Records from a data source:

>> BEGIN

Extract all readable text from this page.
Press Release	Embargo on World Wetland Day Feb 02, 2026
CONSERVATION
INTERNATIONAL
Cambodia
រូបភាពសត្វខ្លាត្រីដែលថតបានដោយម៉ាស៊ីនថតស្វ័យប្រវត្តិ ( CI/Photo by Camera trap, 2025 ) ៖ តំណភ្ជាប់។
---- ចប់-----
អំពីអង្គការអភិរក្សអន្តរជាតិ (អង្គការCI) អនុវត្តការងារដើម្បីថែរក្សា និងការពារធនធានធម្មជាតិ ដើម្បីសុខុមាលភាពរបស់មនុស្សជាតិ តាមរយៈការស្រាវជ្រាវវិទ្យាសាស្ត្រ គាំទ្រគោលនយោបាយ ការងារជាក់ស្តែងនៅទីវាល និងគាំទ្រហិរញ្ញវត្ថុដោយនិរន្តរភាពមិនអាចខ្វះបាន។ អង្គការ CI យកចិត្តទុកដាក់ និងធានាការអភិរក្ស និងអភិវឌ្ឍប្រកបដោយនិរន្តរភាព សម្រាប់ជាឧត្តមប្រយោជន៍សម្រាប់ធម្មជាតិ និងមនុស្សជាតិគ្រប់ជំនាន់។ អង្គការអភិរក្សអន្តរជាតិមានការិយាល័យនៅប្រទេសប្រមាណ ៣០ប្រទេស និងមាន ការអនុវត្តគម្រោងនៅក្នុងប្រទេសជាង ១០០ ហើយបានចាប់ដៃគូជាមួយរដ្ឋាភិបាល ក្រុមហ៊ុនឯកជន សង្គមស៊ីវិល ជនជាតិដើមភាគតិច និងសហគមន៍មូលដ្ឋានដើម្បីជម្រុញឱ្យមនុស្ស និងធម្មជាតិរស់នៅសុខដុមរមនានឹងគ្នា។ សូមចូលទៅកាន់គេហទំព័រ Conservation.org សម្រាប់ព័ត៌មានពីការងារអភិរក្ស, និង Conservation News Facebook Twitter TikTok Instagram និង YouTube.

>> END

What the exercise asks: Write out every line of the material again, exactly as it reads.

Answer to the problem:
Extract all readable text from this page.
Press Release	Embargo on World Wetland Day Feb 02, 2026
CONSERVATION
INTERNATIONAL
Cambodia
រូបភាពសត្វខ្លាត្រីដែលថតបានដោយម៉ាស៊ីនថតស្វ័យប្រវត្តិ ( CI/Photo by Camera trap, 2025 ) ៖ តំណភ្ជាប់។
---- ចប់-----
អំពីអង្គការអភិរក្សអន្តរជាតិ (អង្គការCI) អនុវត្តការងារដើម្បីថែរក្សា និងការពារធនធានធម្មជាតិ ដើម្បីសុខុមាលភាពរបស់មនុស្សជាតិ តាមរយៈការស្រាវជ្រាវវិទ្យាសាស្ត្រ គាំទ្រគោលនយោបាយ ការងារជាក់ស្តែងនៅទីវាល និងគាំទ្រហិរញ្ញវត្ថុដោយនិរន្តរភាពមិនអាចខ្វះបាន។ អង្គការ CI យកចិត្តទុកដាក់ និងធានាការអភិរក្ស និងអភិវឌ្ឍប្រកបដោយនិរន្តរភាព សម្រាប់ជាឧត្តមប្រយោជន៍សម្រាប់ធម្មជាតិ និងមនុស្សជាតិគ្រប់ជំនាន់។ អង្គការអភិរក្សអន្តរជាតិមានការិយាល័យនៅប្រទេសប្រមាណ ៣០ប្រទេស និងមាន ការអនុវត្តគម្រោងនៅក្នុងប្រទេសជាង ១០០ ហើយបានចាប់ដៃគូជាមួយរដ្ឋាភិបាល ក្រុមហ៊ុនឯកជន សង្គមស៊ីវិល ជនជាតិដើមភាគតិច និងសហគមន៍មូលដ្ឋានដើម្បីជម្រុញឱ្យមនុស្ស និងធម្មជាតិរស់នៅសុខដុមរមនានឹងគ្នា។ សូមចូលទៅកាន់គេហទំព័រ Conservation.org សម្រាប់ព័ត៌មានពីការងារអភិរក្ស, និង Conservation News Facebook Twitter TikTok Instagram និង YouTube.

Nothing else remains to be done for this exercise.